GOAL OF THE EXERCISE —
Copy all the entries below exactly, but not the pictures.

Dataset entries —
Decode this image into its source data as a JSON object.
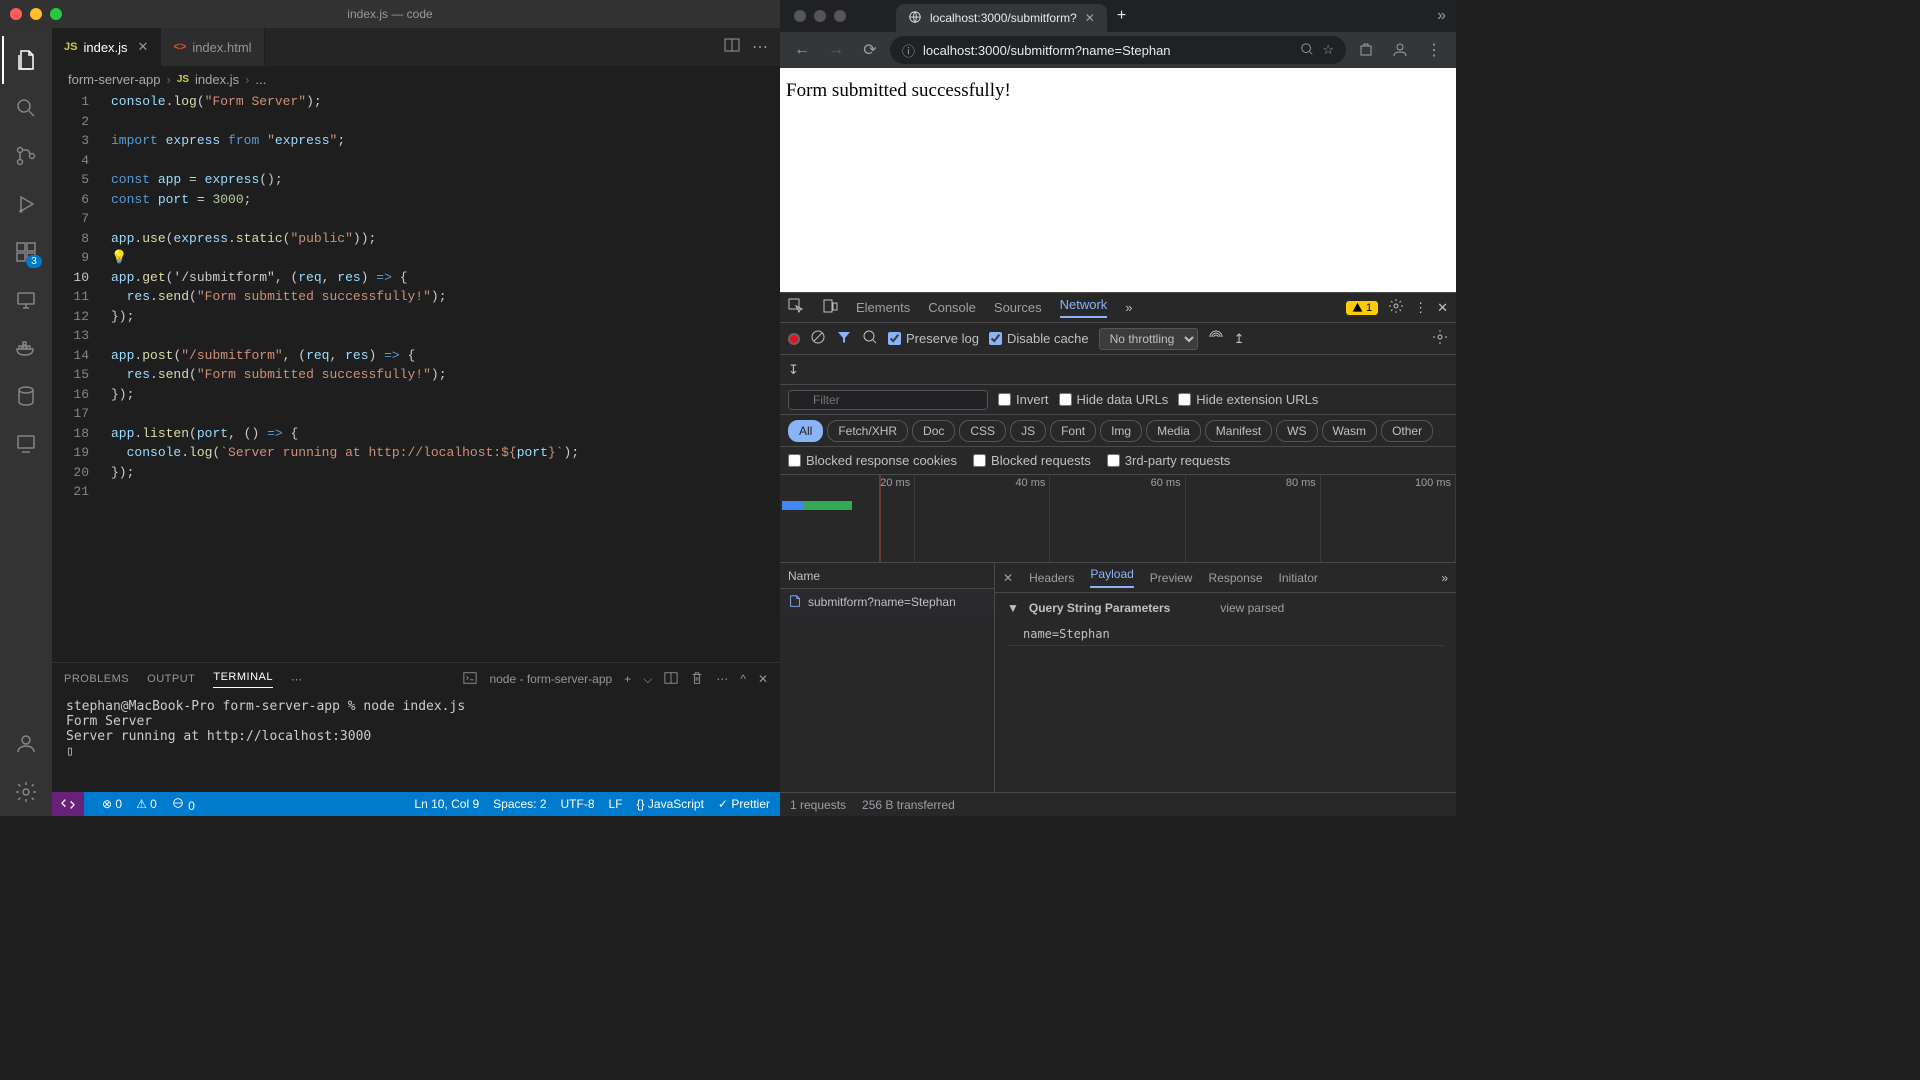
{
  "vscode": {
    "title": "index.js — code",
    "tabs": [
      {
        "icon": "JS",
        "name": "index.js",
        "active": true
      },
      {
        "icon": "HTML",
        "name": "index.html",
        "active": false
      }
    ],
    "breadcrumb": {
      "root": "form-server-app",
      "file": "index.js",
      "symbol": "..."
    },
    "activity_badge": "3",
    "code_lines": [
      "console.log(\"Form Server\");",
      "",
      "import express from \"express\";",
      "",
      "const app = express();",
      "const port = 3000;",
      "",
      "app.use(express.static(\"public\"));",
      "",
      "app.get('/submitform\", (req, res) => {",
      "  res.send(\"Form submitted successfully!\");",
      "});",
      "",
      "app.post(\"/submitform\", (req, res) => {",
      "  res.send(\"Form submitted successfully!\");",
      "});",
      "",
      "app.listen(port, () => {",
      "  console.log(`Server running at http://localhost:${port}`);",
      "});",
      ""
    ],
    "current_line": 10,
    "panel": {
      "tabs": [
        "PROBLEMS",
        "OUTPUT",
        "TERMINAL"
      ],
      "active_tab": "TERMINAL",
      "task_label": "node - form-server-app",
      "terminal_text": "stephan@MacBook-Pro form-server-app % node index.js\nForm Server\nServer running at http://localhost:3000\n▯"
    },
    "status": {
      "errors": "0",
      "warnings": "0",
      "port": "0",
      "cursor": "Ln 10, Col 9",
      "spaces": "Spaces: 2",
      "encoding": "UTF-8",
      "eol": "LF",
      "lang": "JavaScript",
      "prettier": "Prettier"
    }
  },
  "chrome": {
    "tab_title": "localhost:3000/submitform?",
    "url": "localhost:3000/submitform?name=Stephan",
    "page_text": "Form submitted successfully!",
    "devtools": {
      "tabs": [
        "Elements",
        "Console",
        "Sources",
        "Network"
      ],
      "active_tab": "Network",
      "warning_count": "1",
      "preserve_log": "Preserve log",
      "disable_cache": "Disable cache",
      "throttling": "No throttling",
      "filter_placeholder": "Filter",
      "filter_checks": [
        "Invert",
        "Hide data URLs",
        "Hide extension URLs"
      ],
      "type_filters": [
        "All",
        "Fetch/XHR",
        "Doc",
        "CSS",
        "JS",
        "Font",
        "Img",
        "Media",
        "Manifest",
        "WS",
        "Wasm",
        "Other"
      ],
      "active_type": "All",
      "block_checks": [
        "Blocked response cookies",
        "Blocked requests",
        "3rd-party requests"
      ],
      "timeline_labels": [
        "20 ms",
        "40 ms",
        "60 ms",
        "80 ms",
        "100 ms"
      ],
      "name_header": "Name",
      "request_name": "submitform?name=Stephan",
      "detail_tabs": [
        "Headers",
        "Payload",
        "Preview",
        "Response",
        "Initiator"
      ],
      "active_detail": "Payload",
      "payload_section": "Query String Parameters",
      "payload_view": "view parsed",
      "payload_item": "name=Stephan",
      "footer_requests": "1 requests",
      "footer_transferred": "256 B transferred"
    }
  }
}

RESULT BELOW —
Decode this image into its source data as a JSON object.
{
  "vscode": {
    "title": "index.js — code",
    "tabs": [
      {
        "icon": "JS",
        "name": "index.js",
        "active": true
      },
      {
        "icon": "HTML",
        "name": "index.html",
        "active": false
      }
    ],
    "breadcrumb": {
      "root": "form-server-app",
      "file": "index.js",
      "symbol": "..."
    },
    "activity_badge": "3",
    "code_lines": [
      "console.log(\"Form Server\");",
      "",
      "import express from \"express\";",
      "",
      "const app = express();",
      "const port = 3000;",
      "",
      "app.use(express.static(\"public\"));",
      "",
      "app.get('/submitform\", (req, res) => {",
      "  res.send(\"Form submitted successfully!\");",
      "});",
      "",
      "app.post(\"/submitform\", (req, res) => {",
      "  res.send(\"Form submitted successfully!\");",
      "});",
      "",
      "app.listen(port, () => {",
      "  console.log(`Server running at http://localhost:${port}`);",
      "});",
      ""
    ],
    "current_line": 10,
    "panel": {
      "tabs": [
        "PROBLEMS",
        "OUTPUT",
        "TERMINAL"
      ],
      "active_tab": "TERMINAL",
      "task_label": "node - form-server-app",
      "terminal_text": "stephan@MacBook-Pro form-server-app % node index.js\nForm Server\nServer running at http://localhost:3000\n▯"
    },
    "status": {
      "errors": "0",
      "warnings": "0",
      "port": "0",
      "cursor": "Ln 10, Col 9",
      "spaces": "Spaces: 2",
      "encoding": "UTF-8",
      "eol": "LF",
      "lang": "JavaScript",
      "prettier": "Prettier"
    }
  },
  "chrome": {
    "tab_title": "localhost:3000/submitform?",
    "url": "localhost:3000/submitform?name=Stephan",
    "page_text": "Form submitted successfully!",
    "devtools": {
      "tabs": [
        "Elements",
        "Console",
        "Sources",
        "Network"
      ],
      "active_tab": "Network",
      "warning_count": "1",
      "preserve_log": "Preserve log",
      "disable_cache": "Disable cache",
      "throttling": "No throttling",
      "filter_placeholder": "Filter",
      "filter_checks": [
        "Invert",
        "Hide data URLs",
        "Hide extension URLs"
      ],
      "type_filters": [
        "All",
        "Fetch/XHR",
        "Doc",
        "CSS",
        "JS",
        "Font",
        "Img",
        "Media",
        "Manifest",
        "WS",
        "Wasm",
        "Other"
      ],
      "active_type": "All",
      "block_checks": [
        "Blocked response cookies",
        "Blocked requests",
        "3rd-party requests"
      ],
      "timeline_labels": [
        "20 ms",
        "40 ms",
        "60 ms",
        "80 ms",
        "100 ms"
      ],
      "name_header": "Name",
      "request_name": "submitform?name=Stephan",
      "detail_tabs": [
        "Headers",
        "Payload",
        "Preview",
        "Response",
        "Initiator"
      ],
      "active_detail": "Payload",
      "payload_section": "Query String Parameters",
      "payload_view": "view parsed",
      "payload_item": "name=Stephan",
      "footer_requests": "1 requests",
      "footer_transferred": "256 B transferred"
    }
  }
}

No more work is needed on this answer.